Repeat word for word the line with "Decode this image" and every line after it until the records below run out.

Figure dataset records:
§ §
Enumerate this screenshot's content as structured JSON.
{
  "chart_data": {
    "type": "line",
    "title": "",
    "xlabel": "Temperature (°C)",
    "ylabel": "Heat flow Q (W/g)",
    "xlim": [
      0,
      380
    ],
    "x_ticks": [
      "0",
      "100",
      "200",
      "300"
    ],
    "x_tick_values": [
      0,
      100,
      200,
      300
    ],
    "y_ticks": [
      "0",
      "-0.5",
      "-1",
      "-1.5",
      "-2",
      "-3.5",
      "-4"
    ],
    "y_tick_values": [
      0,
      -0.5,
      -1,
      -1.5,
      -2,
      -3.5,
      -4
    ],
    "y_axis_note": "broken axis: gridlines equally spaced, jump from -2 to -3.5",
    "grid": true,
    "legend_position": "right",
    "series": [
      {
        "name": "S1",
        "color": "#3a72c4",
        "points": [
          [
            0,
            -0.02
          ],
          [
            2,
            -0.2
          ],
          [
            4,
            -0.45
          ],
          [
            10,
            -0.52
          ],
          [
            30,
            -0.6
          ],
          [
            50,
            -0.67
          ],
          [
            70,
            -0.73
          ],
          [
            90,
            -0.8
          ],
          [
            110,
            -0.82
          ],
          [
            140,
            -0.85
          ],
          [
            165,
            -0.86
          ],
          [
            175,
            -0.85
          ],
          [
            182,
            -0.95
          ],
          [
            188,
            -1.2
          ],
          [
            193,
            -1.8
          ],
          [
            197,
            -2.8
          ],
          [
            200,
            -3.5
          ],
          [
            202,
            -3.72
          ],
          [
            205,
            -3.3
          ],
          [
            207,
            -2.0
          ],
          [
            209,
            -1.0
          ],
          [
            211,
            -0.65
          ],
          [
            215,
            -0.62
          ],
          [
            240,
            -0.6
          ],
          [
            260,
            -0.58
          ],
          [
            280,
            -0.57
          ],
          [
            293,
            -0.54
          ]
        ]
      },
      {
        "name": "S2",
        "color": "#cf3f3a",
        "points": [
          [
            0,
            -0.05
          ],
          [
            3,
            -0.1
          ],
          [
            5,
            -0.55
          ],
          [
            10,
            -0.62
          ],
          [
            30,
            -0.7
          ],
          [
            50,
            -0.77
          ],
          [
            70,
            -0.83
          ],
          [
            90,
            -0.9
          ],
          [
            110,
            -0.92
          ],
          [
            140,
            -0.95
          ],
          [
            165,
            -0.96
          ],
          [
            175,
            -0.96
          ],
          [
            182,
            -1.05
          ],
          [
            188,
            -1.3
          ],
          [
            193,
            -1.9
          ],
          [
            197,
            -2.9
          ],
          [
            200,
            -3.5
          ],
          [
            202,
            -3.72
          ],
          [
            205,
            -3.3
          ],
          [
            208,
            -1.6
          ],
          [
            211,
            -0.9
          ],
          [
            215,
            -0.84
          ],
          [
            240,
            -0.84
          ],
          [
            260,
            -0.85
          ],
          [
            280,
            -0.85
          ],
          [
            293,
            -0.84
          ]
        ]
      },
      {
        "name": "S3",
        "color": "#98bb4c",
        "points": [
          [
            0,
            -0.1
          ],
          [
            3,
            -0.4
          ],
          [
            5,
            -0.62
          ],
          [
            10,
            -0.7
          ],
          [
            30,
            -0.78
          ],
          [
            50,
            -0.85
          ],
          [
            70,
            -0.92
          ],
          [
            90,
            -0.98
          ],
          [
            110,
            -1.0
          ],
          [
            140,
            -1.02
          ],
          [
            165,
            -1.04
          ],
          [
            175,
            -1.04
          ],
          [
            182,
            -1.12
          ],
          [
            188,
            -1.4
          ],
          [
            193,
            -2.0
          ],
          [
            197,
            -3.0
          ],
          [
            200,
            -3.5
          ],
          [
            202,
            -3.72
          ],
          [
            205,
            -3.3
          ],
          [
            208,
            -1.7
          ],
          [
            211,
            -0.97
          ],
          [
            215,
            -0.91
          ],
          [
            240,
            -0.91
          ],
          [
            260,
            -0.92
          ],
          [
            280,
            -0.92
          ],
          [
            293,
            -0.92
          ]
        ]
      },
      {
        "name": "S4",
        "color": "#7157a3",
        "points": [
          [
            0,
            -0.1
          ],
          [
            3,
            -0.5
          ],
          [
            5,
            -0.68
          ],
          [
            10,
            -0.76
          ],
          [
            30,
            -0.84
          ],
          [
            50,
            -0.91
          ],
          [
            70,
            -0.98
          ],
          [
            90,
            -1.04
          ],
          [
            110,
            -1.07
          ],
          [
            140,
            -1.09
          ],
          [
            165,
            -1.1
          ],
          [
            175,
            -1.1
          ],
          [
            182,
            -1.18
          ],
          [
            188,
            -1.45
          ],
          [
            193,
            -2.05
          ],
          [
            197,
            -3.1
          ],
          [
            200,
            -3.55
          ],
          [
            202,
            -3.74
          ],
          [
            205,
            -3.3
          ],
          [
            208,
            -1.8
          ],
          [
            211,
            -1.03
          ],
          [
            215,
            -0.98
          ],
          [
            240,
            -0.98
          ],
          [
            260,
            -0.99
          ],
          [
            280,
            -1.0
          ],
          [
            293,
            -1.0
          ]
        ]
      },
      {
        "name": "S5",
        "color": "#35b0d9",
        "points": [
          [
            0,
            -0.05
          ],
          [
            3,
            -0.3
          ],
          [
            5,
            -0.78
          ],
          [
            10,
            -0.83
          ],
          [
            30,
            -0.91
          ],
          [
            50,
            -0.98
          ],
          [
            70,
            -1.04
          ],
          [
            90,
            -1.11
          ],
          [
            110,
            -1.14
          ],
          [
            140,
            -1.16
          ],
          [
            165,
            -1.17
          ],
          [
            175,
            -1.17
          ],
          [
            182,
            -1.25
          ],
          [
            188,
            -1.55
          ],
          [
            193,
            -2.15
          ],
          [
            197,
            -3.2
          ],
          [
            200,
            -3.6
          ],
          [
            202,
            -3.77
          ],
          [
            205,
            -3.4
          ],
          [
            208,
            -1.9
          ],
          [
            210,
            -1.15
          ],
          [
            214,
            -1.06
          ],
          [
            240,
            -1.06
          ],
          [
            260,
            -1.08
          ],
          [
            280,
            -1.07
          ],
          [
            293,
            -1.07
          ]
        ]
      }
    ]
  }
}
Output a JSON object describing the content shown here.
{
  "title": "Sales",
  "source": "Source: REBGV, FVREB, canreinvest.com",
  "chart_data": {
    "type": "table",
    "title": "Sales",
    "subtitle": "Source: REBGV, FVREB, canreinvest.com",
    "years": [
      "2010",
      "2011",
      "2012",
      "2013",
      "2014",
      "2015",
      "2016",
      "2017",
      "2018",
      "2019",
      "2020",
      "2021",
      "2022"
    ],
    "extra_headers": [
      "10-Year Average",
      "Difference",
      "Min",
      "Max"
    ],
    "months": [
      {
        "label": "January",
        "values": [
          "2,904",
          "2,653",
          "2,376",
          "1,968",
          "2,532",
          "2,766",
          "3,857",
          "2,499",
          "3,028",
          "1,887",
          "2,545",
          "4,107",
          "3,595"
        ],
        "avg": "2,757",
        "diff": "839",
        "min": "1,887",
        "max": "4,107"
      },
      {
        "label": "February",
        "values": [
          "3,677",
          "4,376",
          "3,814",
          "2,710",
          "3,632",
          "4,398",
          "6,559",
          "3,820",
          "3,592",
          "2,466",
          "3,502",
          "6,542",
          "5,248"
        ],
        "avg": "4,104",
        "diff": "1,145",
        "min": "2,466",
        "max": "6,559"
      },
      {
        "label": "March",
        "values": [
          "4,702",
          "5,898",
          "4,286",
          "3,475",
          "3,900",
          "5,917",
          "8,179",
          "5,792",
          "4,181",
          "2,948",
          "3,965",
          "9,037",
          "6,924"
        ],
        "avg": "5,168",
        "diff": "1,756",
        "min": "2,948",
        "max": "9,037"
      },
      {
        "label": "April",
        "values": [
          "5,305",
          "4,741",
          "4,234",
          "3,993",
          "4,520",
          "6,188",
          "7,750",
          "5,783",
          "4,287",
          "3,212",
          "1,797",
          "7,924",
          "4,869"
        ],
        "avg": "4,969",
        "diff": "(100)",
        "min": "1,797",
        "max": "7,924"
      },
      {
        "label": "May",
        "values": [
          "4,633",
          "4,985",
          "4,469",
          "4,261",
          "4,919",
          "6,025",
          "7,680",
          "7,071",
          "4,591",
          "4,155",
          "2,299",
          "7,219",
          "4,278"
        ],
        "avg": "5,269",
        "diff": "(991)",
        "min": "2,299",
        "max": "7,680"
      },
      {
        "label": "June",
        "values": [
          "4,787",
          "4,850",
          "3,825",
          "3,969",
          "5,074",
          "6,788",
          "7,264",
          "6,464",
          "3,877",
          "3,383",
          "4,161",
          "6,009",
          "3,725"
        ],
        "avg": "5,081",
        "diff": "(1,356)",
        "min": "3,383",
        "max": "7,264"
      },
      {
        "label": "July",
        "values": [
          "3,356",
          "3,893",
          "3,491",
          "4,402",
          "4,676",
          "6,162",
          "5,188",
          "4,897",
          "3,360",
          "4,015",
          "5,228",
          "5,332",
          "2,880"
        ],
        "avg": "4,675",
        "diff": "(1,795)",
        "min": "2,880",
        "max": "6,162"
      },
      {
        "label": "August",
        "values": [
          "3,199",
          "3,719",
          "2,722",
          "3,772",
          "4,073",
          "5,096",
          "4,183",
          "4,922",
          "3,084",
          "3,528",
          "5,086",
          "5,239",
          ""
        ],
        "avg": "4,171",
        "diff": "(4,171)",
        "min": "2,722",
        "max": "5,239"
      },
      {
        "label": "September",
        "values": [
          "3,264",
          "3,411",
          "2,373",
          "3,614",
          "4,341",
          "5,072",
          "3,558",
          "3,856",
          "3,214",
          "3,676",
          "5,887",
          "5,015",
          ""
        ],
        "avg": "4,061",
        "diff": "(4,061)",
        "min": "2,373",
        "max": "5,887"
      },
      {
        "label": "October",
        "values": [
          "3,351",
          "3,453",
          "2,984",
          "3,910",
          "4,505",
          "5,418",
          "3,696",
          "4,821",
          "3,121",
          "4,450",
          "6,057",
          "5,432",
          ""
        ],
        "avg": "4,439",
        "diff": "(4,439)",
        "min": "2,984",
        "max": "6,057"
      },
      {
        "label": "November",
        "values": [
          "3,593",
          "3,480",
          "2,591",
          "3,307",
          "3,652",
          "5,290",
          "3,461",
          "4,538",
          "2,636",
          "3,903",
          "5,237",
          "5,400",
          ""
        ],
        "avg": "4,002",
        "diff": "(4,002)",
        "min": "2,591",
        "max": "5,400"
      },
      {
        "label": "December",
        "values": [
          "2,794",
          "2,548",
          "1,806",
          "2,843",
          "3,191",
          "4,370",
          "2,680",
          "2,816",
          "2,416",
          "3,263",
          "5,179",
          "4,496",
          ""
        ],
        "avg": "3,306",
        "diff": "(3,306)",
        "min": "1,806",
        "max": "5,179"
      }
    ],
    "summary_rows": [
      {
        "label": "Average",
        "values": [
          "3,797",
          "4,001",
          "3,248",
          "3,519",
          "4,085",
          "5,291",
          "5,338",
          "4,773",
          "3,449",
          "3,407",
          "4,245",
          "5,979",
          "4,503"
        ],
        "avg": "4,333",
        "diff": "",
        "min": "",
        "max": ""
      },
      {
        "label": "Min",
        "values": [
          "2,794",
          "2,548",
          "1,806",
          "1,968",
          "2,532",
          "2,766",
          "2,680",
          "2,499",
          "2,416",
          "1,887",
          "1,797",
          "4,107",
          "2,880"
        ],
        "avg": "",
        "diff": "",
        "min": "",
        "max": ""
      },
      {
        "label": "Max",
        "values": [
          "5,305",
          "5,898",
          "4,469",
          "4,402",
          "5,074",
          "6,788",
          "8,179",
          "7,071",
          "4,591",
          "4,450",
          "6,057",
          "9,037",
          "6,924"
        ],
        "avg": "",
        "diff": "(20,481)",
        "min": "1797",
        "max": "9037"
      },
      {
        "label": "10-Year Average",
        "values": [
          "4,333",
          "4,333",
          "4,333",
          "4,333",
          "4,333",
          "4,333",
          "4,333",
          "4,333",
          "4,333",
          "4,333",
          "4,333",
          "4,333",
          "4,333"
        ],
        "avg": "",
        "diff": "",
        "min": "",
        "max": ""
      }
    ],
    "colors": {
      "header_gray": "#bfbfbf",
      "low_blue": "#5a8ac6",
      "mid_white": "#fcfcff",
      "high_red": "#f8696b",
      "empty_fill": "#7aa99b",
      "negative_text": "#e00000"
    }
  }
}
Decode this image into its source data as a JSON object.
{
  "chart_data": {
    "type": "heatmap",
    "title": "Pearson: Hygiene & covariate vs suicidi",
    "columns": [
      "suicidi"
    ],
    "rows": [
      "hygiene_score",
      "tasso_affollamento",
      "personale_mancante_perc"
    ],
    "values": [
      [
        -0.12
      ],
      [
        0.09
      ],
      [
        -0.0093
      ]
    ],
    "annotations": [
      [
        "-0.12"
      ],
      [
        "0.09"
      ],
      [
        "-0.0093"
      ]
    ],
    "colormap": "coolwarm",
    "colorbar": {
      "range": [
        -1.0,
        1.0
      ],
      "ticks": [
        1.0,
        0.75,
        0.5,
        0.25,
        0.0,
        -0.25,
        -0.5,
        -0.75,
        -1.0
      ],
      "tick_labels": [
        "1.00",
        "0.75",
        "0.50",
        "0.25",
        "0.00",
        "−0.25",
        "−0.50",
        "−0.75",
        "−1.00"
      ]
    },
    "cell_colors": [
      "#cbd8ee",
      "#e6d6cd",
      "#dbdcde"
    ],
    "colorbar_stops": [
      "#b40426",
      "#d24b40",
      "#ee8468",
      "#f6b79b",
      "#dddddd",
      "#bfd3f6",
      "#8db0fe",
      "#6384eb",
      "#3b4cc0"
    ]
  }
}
§ §
* [Exercise response]
Decode this image into its source data as a JSON object.
{
  "chart_data": {
    "type": "heatmap",
    "title": "Pearson: Hygiene & covariate vs suicidi",
    "columns": [
      "suicidi"
    ],
    "rows": [
      "hygiene_score",
      "tasso_affollamento",
      "personale_mancante_perc"
    ],
    "values": [
      [
        -0.12
      ],
      [
        0.09
      ],
      [
        -0.0093
      ]
    ],
    "annotations": [
      [
        "-0.12"
      ],
      [
        "0.09"
      ],
      [
        "-0.0093"
      ]
    ],
    "colormap": "coolwarm",
    "colorbar": {
      "range": [
        -1.0,
        1.0
      ],
      "ticks": [
        1.0,
        0.75,
        0.5,
        0.25,
        0.0,
        -0.25,
        -0.5,
        -0.75,
        -1.0
      ],
      "tick_labels": [
        "1.00",
        "0.75",
        "0.50",
        "0.25",
        "0.00",
        "−0.25",
        "−0.50",
        "−0.75",
        "−1.00"
      ]
    },
    "cell_colors": [
      "#cbd8ee",
      "#e6d6cd",
      "#dbdcde"
    ],
    "colorbar_stops": [
      "#b40426",
      "#d24b40",
      "#ee8468",
      "#f6b79b",
      "#dddddd",
      "#bfd3f6",
      "#8db0fe",
      "#6384eb",
      "#3b4cc0"
    ]
  }
}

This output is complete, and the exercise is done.